REQUEST: What follows is a listing; restate every line of it word for word.

begin DATASET EXTRACT

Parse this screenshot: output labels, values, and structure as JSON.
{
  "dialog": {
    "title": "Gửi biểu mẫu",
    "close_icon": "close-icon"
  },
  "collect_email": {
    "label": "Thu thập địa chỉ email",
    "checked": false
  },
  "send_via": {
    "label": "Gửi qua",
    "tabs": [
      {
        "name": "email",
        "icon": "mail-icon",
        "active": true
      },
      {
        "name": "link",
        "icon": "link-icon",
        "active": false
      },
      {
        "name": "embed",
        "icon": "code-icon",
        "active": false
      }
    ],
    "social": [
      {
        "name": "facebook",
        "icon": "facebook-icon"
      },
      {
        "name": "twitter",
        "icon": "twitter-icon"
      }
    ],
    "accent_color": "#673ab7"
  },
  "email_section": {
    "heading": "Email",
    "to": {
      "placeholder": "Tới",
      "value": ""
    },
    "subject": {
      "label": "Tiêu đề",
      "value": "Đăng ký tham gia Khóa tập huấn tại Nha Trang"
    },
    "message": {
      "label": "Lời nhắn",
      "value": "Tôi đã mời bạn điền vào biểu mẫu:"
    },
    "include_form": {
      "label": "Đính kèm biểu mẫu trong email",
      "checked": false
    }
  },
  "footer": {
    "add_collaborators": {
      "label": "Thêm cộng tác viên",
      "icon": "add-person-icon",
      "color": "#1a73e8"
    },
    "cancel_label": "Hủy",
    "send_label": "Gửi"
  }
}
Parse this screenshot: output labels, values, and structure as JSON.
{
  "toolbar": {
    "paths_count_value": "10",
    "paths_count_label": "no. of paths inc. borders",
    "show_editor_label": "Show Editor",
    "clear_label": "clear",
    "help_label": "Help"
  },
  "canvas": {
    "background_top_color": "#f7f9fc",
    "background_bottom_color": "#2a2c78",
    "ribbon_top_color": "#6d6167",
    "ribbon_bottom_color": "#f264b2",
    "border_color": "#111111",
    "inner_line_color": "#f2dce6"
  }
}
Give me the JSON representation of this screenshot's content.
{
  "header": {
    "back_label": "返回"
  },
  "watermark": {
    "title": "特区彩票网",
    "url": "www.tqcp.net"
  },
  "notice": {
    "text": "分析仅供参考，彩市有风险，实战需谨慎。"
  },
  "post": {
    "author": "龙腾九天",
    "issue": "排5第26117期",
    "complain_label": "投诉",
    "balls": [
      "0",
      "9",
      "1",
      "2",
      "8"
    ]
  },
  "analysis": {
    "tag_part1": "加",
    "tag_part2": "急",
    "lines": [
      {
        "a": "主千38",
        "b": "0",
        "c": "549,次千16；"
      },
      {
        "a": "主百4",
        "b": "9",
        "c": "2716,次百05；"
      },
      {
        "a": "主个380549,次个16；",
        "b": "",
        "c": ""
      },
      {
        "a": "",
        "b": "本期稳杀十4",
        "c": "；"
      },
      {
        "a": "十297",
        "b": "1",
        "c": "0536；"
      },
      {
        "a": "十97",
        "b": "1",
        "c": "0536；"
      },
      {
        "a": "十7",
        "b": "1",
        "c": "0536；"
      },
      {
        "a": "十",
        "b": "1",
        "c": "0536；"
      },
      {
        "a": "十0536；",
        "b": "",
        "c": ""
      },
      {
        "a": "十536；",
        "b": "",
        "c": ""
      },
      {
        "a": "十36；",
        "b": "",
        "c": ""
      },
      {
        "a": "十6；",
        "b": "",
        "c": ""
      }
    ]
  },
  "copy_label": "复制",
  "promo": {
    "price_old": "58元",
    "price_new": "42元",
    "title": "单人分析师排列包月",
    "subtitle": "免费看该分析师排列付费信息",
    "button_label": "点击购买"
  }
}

end DATASET EXTRACT

SOLUTION TO THIS EXERCISE:
Parse this screenshot: output labels, values, and structure as JSON.
{
  "dialog": {
    "title": "Gửi biểu mẫu",
    "close_icon": "close-icon"
  },
  "collect_email": {
    "label": "Thu thập địa chỉ email",
    "checked": false
  },
  "send_via": {
    "label": "Gửi qua",
    "tabs": [
      {
        "name": "email",
        "icon": "mail-icon",
        "active": true
      },
      {
        "name": "link",
        "icon": "link-icon",
        "active": false
      },
      {
        "name": "embed",
        "icon": "code-icon",
        "active": false
      }
    ],
    "social": [
      {
        "name": "facebook",
        "icon": "facebook-icon"
      },
      {
        "name": "twitter",
        "icon": "twitter-icon"
      }
    ],
    "accent_color": "#673ab7"
  },
  "email_section": {
    "heading": "Email",
    "to": {
      "placeholder": "Tới",
      "value": ""
    },
    "subject": {
      "label": "Tiêu đề",
      "value": "Đăng ký tham gia Khóa tập huấn tại Nha Trang"
    },
    "message": {
      "label": "Lời nhắn",
      "value": "Tôi đã mời bạn điền vào biểu mẫu:"
    },
    "include_form": {
      "label": "Đính kèm biểu mẫu trong email",
      "checked": false
    }
  },
  "footer": {
    "add_collaborators": {
      "label": "Thêm cộng tác viên",
      "icon": "add-person-icon",
      "color": "#1a73e8"
    },
    "cancel_label": "Hủy",
    "send_label": "Gửi"
  }
}
Parse this screenshot: output labels, values, and structure as JSON.
{
  "toolbar": {
    "paths_count_value": "10",
    "paths_count_label": "no. of paths inc. borders",
    "show_editor_label": "Show Editor",
    "clear_label": "clear",
    "help_label": "Help"
  },
  "canvas": {
    "background_top_color": "#f7f9fc",
    "background_bottom_color": "#2a2c78",
    "ribbon_top_color": "#6d6167",
    "ribbon_bottom_color": "#f264b2",
    "border_color": "#111111",
    "inner_line_color": "#f2dce6"
  }
}
Give me the JSON representation of this screenshot's content.
{
  "header": {
    "back_label": "返回"
  },
  "watermark": {
    "title": "特区彩票网",
    "url": "www.tqcp.net"
  },
  "notice": {
    "text": "分析仅供参考，彩市有风险，实战需谨慎。"
  },
  "post": {
    "author": "龙腾九天",
    "issue": "排5第26117期",
    "complain_label": "投诉",
    "balls": [
      "0",
      "9",
      "1",
      "2",
      "8"
    ]
  },
  "analysis": {
    "tag_part1": "加",
    "tag_part2": "急",
    "lines": [
      {
        "a": "主千38",
        "b": "0",
        "c": "549,次千16；"
      },
      {
        "a": "主百4",
        "b": "9",
        "c": "2716,次百05；"
      },
      {
        "a": "主个380549,次个16；",
        "b": "",
        "c": ""
      },
      {
        "a": "",
        "b": "本期稳杀十4",
        "c": "；"
      },
      {
        "a": "十297",
        "b": "1",
        "c": "0536；"
      },
      {
        "a": "十97",
        "b": "1",
        "c": "0536；"
      },
      {
        "a": "十7",
        "b": "1",
        "c": "0536；"
      },
      {
        "a": "十",
        "b": "1",
        "c": "0536；"
      },
      {
        "a": "十0536；",
        "b": "",
        "c": ""
      },
      {
        "a": "十536；",
        "b": "",
        "c": ""
      },
      {
        "a": "十36；",
        "b": "",
        "c": ""
      },
      {
        "a": "十6；",
        "b": "",
        "c": ""
      }
    ]
  },
  "copy_label": "复制",
  "promo": {
    "price_old": "58元",
    "price_new": "42元",
    "title": "单人分析师排列包月",
    "subtitle": "免费看该分析师排列付费信息",
    "button_label": "点击购买"
  }
}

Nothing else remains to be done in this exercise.